EXTRACTED RECORDS

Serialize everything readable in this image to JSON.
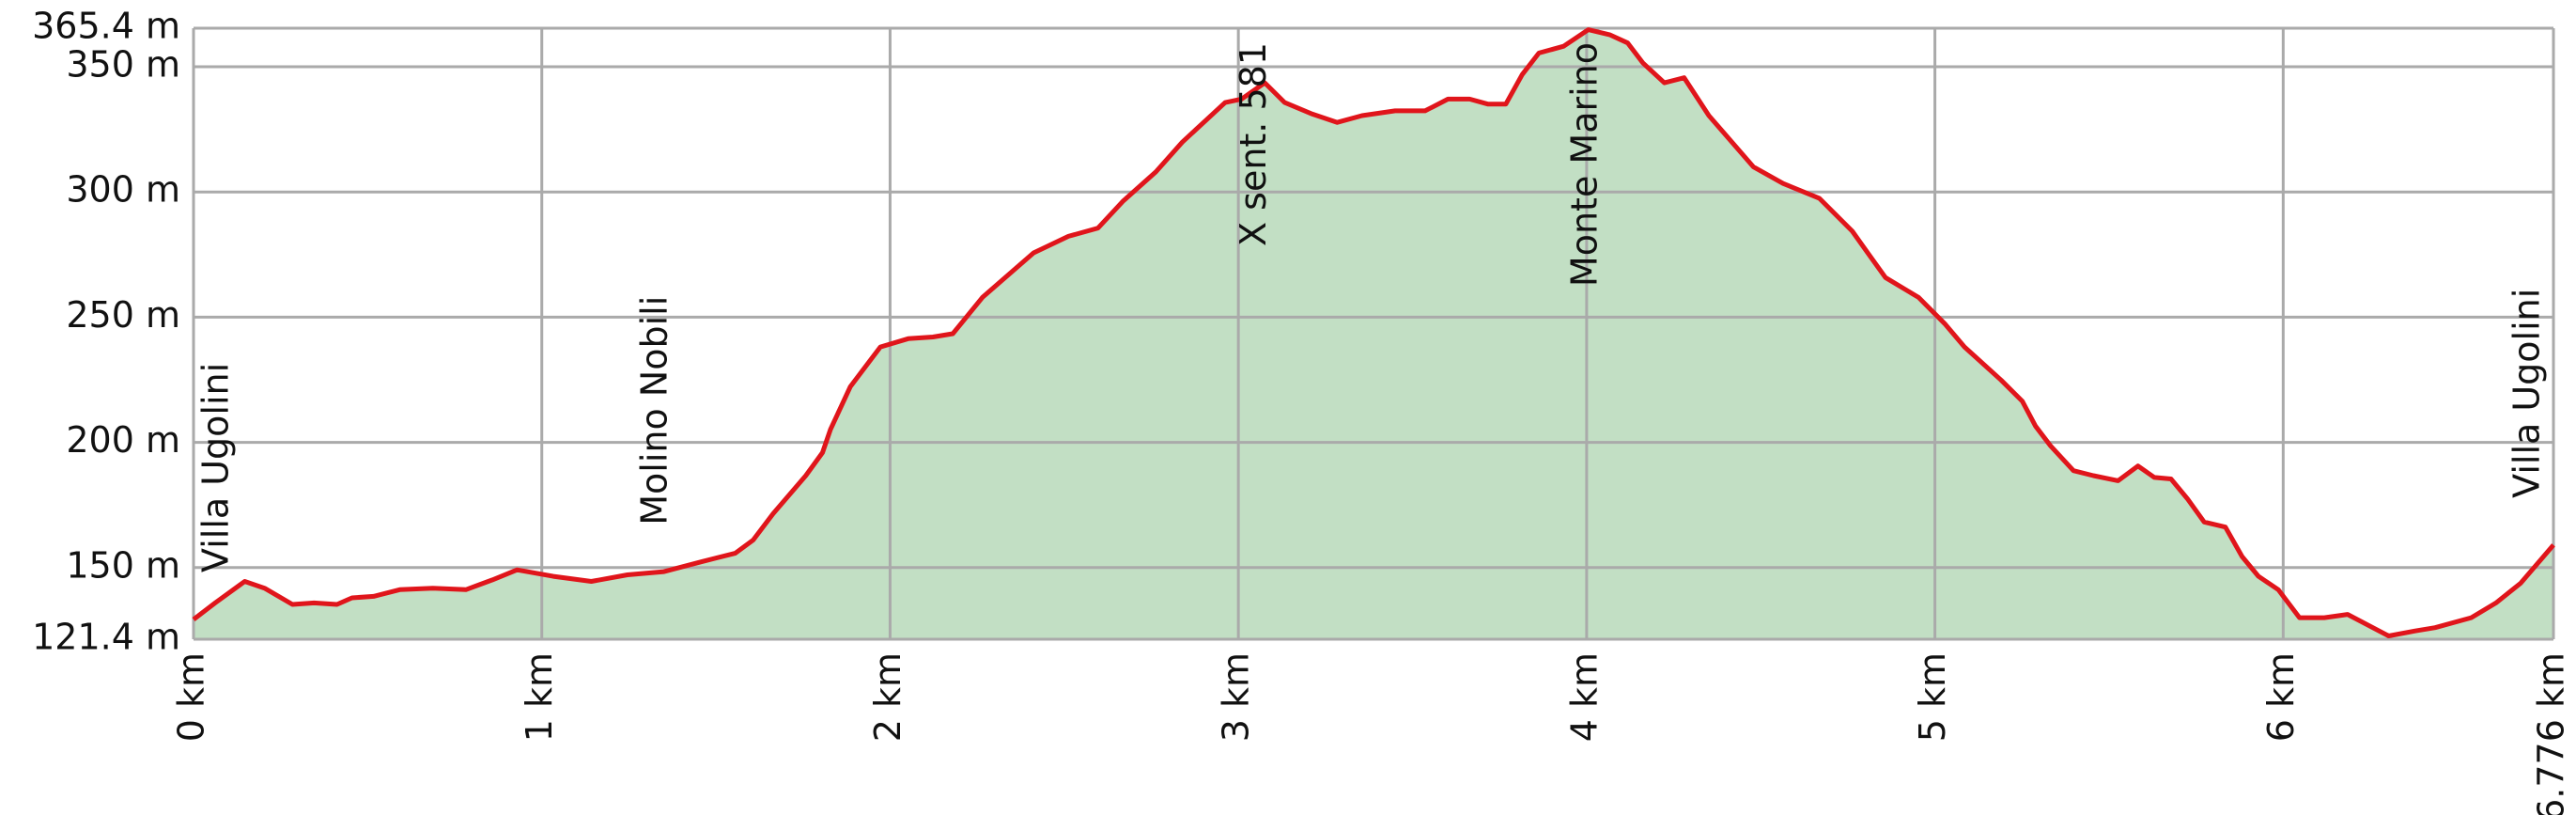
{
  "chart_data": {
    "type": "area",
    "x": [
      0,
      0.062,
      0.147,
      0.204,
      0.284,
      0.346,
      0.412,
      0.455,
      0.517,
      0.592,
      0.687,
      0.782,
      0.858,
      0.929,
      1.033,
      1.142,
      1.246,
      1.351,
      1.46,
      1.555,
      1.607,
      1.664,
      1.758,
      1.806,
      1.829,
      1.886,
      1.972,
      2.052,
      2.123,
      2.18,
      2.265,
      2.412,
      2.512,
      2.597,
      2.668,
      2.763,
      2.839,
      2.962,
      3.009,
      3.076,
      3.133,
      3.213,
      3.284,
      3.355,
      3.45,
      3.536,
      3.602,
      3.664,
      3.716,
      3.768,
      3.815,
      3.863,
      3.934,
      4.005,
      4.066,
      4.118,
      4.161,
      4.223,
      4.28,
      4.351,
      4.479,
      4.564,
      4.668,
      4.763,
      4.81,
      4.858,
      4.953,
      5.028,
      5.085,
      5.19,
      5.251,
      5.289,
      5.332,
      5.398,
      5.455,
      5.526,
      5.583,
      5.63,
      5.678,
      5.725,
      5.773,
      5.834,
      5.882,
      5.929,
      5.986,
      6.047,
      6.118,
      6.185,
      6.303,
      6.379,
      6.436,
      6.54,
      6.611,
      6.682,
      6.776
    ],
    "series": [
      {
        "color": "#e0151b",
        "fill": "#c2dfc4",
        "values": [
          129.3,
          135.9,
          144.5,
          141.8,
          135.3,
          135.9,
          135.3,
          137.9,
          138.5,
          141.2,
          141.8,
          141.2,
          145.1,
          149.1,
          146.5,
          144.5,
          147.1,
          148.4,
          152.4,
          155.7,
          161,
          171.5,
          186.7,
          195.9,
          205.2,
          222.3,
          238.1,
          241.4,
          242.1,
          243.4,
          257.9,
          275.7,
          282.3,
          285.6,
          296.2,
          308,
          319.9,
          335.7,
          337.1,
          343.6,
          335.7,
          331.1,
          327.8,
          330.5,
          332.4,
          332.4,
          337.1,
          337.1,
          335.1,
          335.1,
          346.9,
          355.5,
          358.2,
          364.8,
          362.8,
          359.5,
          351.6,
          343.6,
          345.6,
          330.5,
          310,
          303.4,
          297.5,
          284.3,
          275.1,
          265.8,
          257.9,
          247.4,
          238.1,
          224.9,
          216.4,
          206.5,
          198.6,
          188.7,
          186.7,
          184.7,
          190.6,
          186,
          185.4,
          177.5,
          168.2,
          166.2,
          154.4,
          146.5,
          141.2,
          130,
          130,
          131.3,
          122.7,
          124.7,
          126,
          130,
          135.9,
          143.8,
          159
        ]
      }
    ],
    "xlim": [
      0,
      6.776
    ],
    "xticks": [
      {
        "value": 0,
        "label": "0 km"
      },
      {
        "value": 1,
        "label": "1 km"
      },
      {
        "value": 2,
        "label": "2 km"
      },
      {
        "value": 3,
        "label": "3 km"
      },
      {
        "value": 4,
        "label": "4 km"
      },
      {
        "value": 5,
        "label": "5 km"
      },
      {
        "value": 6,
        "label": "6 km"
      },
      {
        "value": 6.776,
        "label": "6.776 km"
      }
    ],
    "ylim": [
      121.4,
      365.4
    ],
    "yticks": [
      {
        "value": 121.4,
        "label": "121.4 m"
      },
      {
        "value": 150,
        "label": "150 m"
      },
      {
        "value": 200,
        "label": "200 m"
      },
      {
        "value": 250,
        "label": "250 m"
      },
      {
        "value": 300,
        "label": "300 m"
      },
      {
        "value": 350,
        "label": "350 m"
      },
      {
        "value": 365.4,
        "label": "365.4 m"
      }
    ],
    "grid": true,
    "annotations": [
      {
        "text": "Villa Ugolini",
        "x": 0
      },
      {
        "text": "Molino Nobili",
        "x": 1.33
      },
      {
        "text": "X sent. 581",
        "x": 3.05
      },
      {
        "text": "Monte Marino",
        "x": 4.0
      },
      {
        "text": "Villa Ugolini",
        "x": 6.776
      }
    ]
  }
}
* * *
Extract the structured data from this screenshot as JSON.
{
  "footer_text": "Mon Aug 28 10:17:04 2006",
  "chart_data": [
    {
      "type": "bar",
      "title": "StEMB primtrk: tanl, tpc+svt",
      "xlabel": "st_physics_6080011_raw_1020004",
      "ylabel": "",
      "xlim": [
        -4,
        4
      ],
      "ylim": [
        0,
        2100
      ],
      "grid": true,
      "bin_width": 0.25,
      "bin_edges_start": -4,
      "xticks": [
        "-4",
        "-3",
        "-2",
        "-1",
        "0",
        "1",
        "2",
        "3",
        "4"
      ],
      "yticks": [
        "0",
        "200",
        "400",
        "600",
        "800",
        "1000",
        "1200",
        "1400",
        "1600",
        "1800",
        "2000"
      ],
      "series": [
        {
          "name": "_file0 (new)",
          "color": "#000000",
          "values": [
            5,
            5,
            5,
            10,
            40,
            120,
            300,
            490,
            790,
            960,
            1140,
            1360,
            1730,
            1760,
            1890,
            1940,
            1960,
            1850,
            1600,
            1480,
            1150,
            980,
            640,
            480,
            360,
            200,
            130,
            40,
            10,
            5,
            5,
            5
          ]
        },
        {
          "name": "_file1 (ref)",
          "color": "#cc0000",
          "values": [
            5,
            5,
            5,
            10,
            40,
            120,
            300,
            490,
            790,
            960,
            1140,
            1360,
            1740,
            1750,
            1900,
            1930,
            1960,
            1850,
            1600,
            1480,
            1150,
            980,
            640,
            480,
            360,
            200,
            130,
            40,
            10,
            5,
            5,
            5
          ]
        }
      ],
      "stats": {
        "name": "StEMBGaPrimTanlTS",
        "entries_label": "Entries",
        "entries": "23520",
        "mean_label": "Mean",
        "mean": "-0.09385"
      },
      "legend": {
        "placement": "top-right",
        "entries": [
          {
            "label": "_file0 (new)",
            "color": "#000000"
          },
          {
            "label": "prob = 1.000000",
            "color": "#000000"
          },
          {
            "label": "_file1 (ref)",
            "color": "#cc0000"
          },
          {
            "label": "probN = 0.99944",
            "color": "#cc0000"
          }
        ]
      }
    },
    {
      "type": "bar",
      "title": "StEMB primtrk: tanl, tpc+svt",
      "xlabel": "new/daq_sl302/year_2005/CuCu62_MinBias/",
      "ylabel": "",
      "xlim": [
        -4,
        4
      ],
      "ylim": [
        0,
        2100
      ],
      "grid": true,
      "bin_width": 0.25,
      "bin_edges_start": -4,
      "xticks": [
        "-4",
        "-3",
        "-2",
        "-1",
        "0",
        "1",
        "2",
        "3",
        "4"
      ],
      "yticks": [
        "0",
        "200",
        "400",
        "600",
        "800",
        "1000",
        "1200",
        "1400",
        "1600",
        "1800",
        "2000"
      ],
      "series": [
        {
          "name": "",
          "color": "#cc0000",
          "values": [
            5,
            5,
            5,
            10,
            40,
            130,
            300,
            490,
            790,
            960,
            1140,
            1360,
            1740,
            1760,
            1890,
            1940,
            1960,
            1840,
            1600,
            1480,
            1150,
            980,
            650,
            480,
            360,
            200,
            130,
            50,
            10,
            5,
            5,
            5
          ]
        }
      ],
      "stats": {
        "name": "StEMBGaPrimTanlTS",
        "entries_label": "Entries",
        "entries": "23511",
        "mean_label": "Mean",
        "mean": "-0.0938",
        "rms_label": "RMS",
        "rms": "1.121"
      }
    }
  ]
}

EXERCISE DIRECTIONS
Copy the lines from the entries above in which the word "JSON" appears.

SOLUTION
Serialize everything readable in this image to JSON.
Extract the structured data from this screenshot as JSON.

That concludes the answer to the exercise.